◆ **What you will do**
A verbatim copy of the records is required, with all pictures left out.

◆ **Data excerpts**
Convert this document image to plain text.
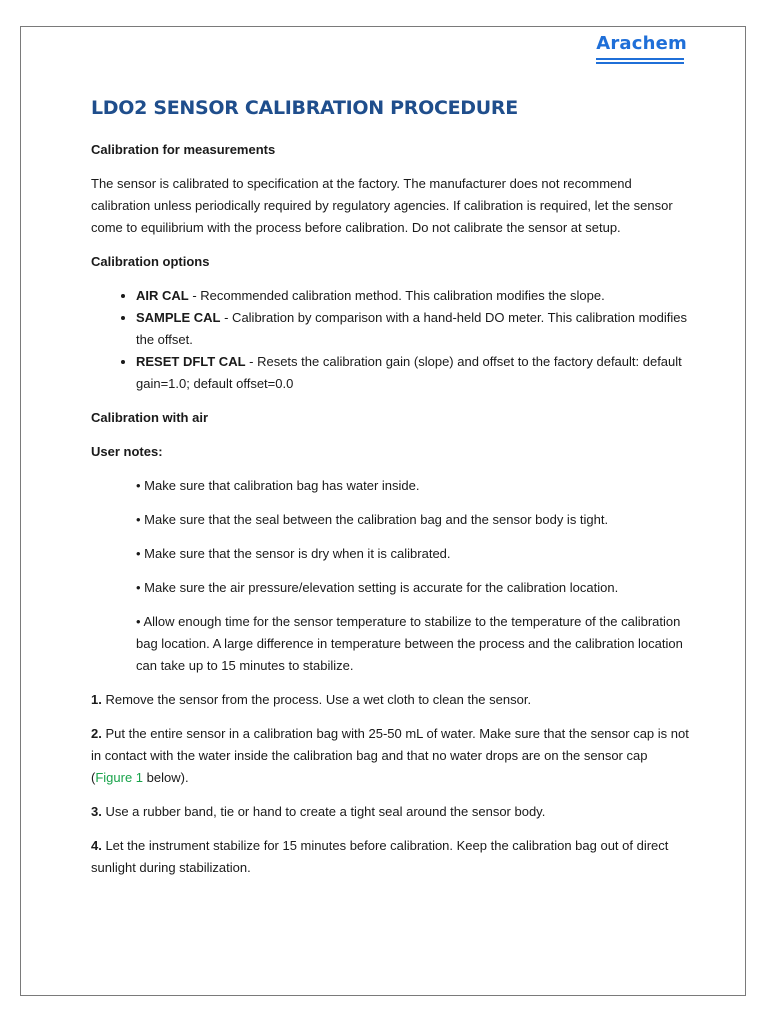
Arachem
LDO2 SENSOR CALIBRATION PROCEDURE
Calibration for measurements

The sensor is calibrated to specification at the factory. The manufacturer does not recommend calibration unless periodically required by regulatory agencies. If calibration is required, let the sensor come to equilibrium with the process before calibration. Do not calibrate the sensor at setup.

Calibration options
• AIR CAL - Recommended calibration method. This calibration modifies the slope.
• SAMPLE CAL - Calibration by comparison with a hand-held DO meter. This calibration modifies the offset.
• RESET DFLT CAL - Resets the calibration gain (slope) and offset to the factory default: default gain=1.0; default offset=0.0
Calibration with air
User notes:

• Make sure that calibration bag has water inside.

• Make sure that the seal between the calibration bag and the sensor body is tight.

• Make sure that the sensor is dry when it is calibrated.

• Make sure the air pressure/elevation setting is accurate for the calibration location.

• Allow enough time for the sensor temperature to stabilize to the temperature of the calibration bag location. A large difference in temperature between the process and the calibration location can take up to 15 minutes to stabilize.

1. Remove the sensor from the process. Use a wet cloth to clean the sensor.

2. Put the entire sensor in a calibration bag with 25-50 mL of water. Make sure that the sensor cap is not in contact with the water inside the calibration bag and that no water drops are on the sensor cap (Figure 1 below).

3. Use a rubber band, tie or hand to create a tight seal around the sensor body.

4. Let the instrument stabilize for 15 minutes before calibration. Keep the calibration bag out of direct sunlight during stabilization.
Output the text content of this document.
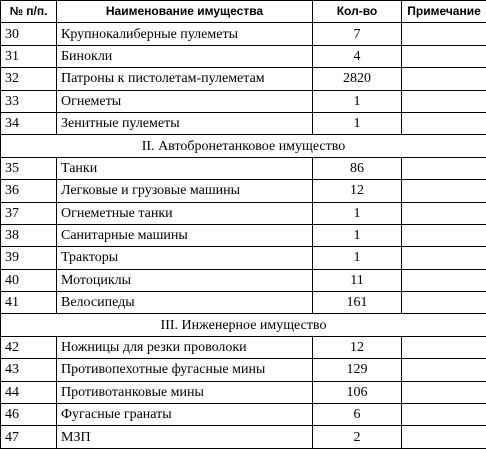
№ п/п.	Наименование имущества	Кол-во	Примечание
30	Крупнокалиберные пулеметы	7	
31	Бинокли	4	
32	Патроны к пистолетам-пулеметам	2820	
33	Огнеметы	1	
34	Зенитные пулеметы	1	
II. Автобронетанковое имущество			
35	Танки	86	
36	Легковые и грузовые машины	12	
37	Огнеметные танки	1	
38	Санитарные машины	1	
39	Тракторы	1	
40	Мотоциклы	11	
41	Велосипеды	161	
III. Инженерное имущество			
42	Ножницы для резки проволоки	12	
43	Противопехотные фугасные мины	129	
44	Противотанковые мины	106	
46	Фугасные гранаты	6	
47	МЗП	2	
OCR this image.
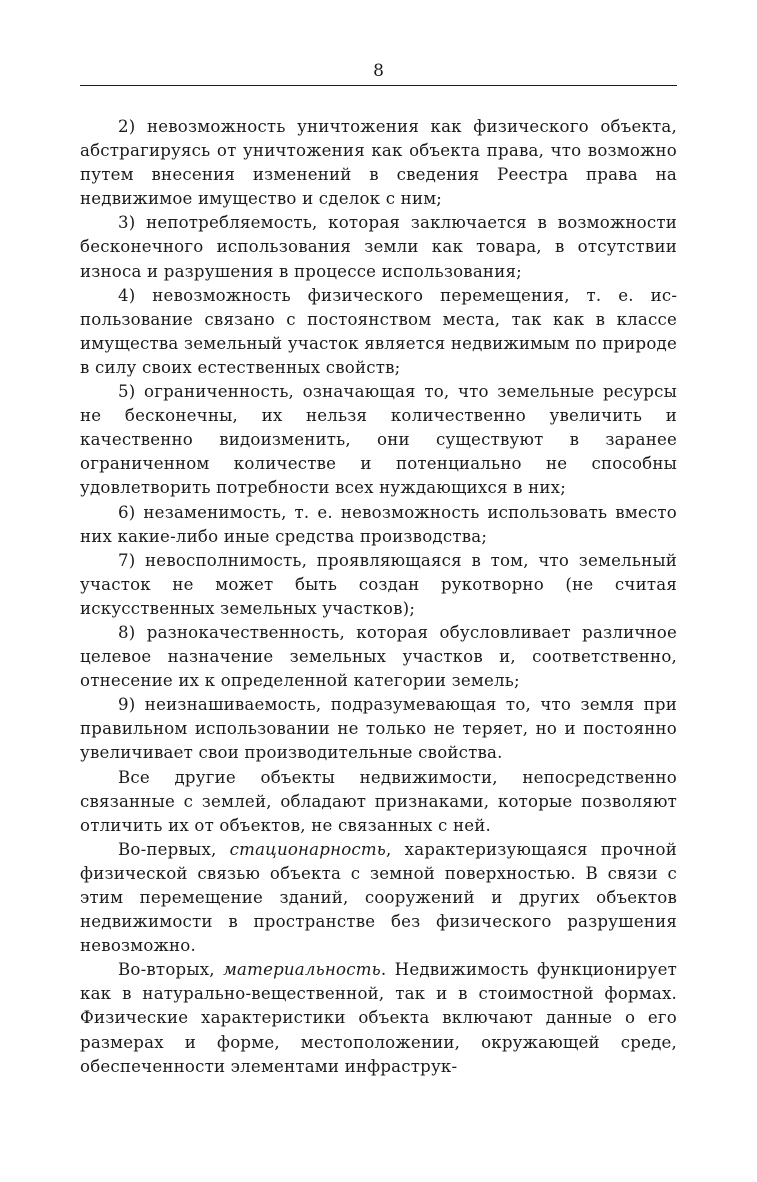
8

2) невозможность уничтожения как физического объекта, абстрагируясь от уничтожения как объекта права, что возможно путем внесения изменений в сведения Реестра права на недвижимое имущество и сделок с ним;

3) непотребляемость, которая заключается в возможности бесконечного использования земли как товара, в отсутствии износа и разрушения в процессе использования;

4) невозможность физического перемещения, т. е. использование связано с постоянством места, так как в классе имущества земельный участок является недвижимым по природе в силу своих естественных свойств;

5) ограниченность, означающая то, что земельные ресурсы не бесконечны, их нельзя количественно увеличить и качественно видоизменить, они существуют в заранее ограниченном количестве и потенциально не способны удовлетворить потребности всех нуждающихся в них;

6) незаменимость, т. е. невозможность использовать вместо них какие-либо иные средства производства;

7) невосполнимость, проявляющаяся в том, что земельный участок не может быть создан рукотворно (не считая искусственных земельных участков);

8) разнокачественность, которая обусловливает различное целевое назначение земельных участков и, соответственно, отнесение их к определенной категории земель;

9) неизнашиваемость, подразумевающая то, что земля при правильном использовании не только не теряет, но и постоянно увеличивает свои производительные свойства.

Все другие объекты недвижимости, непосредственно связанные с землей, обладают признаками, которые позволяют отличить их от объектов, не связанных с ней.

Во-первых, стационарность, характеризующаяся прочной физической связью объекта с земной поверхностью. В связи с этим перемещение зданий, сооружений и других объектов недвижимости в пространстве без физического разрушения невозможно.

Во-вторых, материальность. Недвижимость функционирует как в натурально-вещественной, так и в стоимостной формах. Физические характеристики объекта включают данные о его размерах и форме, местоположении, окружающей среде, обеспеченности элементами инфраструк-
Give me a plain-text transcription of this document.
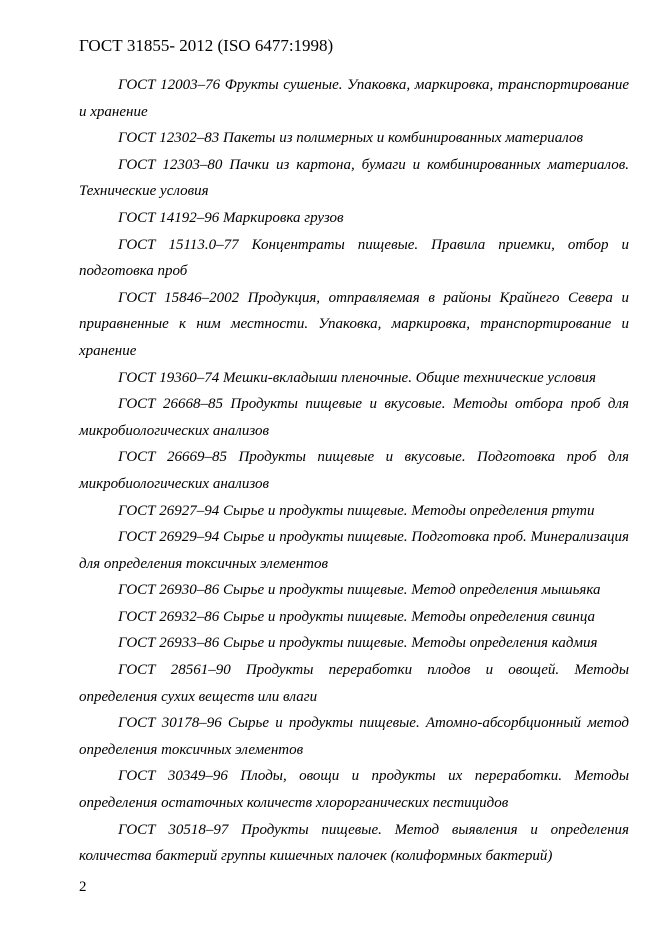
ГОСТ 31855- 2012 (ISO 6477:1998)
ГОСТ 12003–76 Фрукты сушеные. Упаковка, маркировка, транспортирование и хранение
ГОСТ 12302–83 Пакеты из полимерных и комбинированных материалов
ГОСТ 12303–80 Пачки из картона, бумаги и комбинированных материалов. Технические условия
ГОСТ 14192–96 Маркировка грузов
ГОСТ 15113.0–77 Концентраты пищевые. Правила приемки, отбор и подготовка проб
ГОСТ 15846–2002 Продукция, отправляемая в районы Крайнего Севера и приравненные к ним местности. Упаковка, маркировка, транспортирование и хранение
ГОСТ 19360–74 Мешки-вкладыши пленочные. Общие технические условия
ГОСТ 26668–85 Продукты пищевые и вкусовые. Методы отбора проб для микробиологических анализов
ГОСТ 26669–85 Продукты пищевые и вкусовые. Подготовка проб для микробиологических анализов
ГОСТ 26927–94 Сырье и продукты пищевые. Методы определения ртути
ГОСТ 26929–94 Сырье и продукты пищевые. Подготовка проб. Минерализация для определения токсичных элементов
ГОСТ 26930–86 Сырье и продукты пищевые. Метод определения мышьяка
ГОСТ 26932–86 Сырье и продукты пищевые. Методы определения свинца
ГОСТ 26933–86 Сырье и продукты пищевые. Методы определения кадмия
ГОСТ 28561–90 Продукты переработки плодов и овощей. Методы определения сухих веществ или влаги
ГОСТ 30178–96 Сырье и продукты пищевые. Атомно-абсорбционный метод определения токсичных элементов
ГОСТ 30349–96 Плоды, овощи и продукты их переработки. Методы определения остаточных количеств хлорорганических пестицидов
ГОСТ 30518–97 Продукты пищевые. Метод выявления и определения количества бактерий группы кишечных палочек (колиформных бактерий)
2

◆ **Finished task**
Convert this document image to plain text.
Arachem
LDO2 SENSOR CALIBRATION PROCEDURE
Calibration for measurements

The sensor is calibrated to specification at the factory. The manufacturer does not recommend calibration unless periodically required by regulatory agencies. If calibration is required, let the sensor come to equilibrium with the process before calibration. Do not calibrate the sensor at setup.

Calibration options
• AIR CAL - Recommended calibration method. This calibration modifies the slope.
• SAMPLE CAL - Calibration by comparison with a hand-held DO meter. This calibration modifies the offset.
• RESET DFLT CAL - Resets the calibration gain (slope) and offset to the factory default: default gain=1.0; default offset=0.0
Calibration with air
User notes:

• Make sure that calibration bag has water inside.

• Make sure that the seal between the calibration bag and the sensor body is tight.

• Make sure that the sensor is dry when it is calibrated.

• Make sure the air pressure/elevation setting is accurate for the calibration location.

• Allow enough time for the sensor temperature to stabilize to the temperature of the calibration bag location. A large difference in temperature between the process and the calibration location can take up to 15 minutes to stabilize.

1. Remove the sensor from the process. Use a wet cloth to clean the sensor.

2. Put the entire sensor in a calibration bag with 25-50 mL of water. Make sure that the sensor cap is not in contact with the water inside the calibration bag and that no water drops are on the sensor cap (Figure 1 below).

3. Use a rubber band, tie or hand to create a tight seal around the sensor body.

4. Let the instrument stabilize for 15 minutes before calibration. Keep the calibration bag out of direct sunlight during stabilization.
Output the text content of this document.
№ п/п.	Наименование имущества	Кол-во	Примечание
30	Крупнокалиберные пулеметы	7	
31	Бинокли	4	
32	Патроны к пистолетам-пулеметам	2820	
33	Огнеметы	1	
34	Зенитные пулеметы	1	
II. Автобронетанковое имущество			
35	Танки	86	
36	Легковые и грузовые машины	12	
37	Огнеметные танки	1	
38	Санитарные машины	1	
39	Тракторы	1	
40	Мотоциклы	11	
41	Велосипеды	161	
III. Инженерное имущество			
42	Ножницы для резки проволоки	12	
43	Противопехотные фугасные мины	129	
44	Противотанковые мины	106	
46	Фугасные гранаты	6	
47	МЗП	2	
OCR this image.
8

2) невозможность уничтожения как физического объекта, абстрагируясь от уничтожения как объекта права, что возможно путем внесения изменений в сведения Реестра права на недвижимое имущество и сделок с ним;

3) непотребляемость, которая заключается в возможности бесконечного использования земли как товара, в отсутствии износа и разрушения в процессе использования;

4) невозможность физического перемещения, т. е. использование связано с постоянством места, так как в классе имущества земельный участок является недвижимым по природе в силу своих естественных свойств;

5) ограниченность, означающая то, что земельные ресурсы не бесконечны, их нельзя количественно увеличить и качественно видоизменить, они существуют в заранее ограниченном количестве и потенциально не способны удовлетворить потребности всех нуждающихся в них;

6) незаменимость, т. е. невозможность использовать вместо них какие-либо иные средства производства;

7) невосполнимость, проявляющаяся в том, что земельный участок не может быть создан рукотворно (не считая искусственных земельных участков);

8) разнокачественность, которая обусловливает различное целевое назначение земельных участков и, соответственно, отнесение их к определенной категории земель;

9) неизнашиваемость, подразумевающая то, что земля при правильном использовании не только не теряет, но и постоянно увеличивает свои производительные свойства.

Все другие объекты недвижимости, непосредственно связанные с землей, обладают признаками, которые позволяют отличить их от объектов, не связанных с ней.

Во-первых, стационарность, характеризующаяся прочной физической связью объекта с земной поверхностью. В связи с этим перемещение зданий, сооружений и других объектов недвижимости в пространстве без физического разрушения невозможно.

Во-вторых, материальность. Недвижимость функционирует как в натурально-вещественной, так и в стоимостной формах. Физические характеристики объекта включают данные о его размерах и форме, местоположении, окружающей среде, обеспеченности элементами инфраструк-
Give me a plain-text transcription of this document.
ГОСТ 31855- 2012 (ISO 6477:1998)
ГОСТ 12003–76 Фрукты сушеные. Упаковка, маркировка, транспортирование и хранение
ГОСТ 12302–83 Пакеты из полимерных и комбинированных материалов
ГОСТ 12303–80 Пачки из картона, бумаги и комбинированных материалов. Технические условия
ГОСТ 14192–96 Маркировка грузов
ГОСТ 15113.0–77 Концентраты пищевые. Правила приемки, отбор и подготовка проб
ГОСТ 15846–2002 Продукция, отправляемая в районы Крайнего Севера и приравненные к ним местности. Упаковка, маркировка, транспортирование и хранение
ГОСТ 19360–74 Мешки-вкладыши пленочные. Общие технические условия
ГОСТ 26668–85 Продукты пищевые и вкусовые. Методы отбора проб для микробиологических анализов
ГОСТ 26669–85 Продукты пищевые и вкусовые. Подготовка проб для микробиологических анализов
ГОСТ 26927–94 Сырье и продукты пищевые. Методы определения ртути
ГОСТ 26929–94 Сырье и продукты пищевые. Подготовка проб. Минерализация для определения токсичных элементов
ГОСТ 26930–86 Сырье и продукты пищевые. Метод определения мышьяка
ГОСТ 26932–86 Сырье и продукты пищевые. Методы определения свинца
ГОСТ 26933–86 Сырье и продукты пищевые. Методы определения кадмия
ГОСТ 28561–90 Продукты переработки плодов и овощей. Методы определения сухих веществ или влаги
ГОСТ 30178–96 Сырье и продукты пищевые. Атомно-абсорбционный метод определения токсичных элементов
ГОСТ 30349–96 Плоды, овощи и продукты их переработки. Методы определения остаточных количеств хлорорганических пестицидов
ГОСТ 30518–97 Продукты пищевые. Метод выявления и определения количества бактерий группы кишечных палочек (колиформных бактерий)
2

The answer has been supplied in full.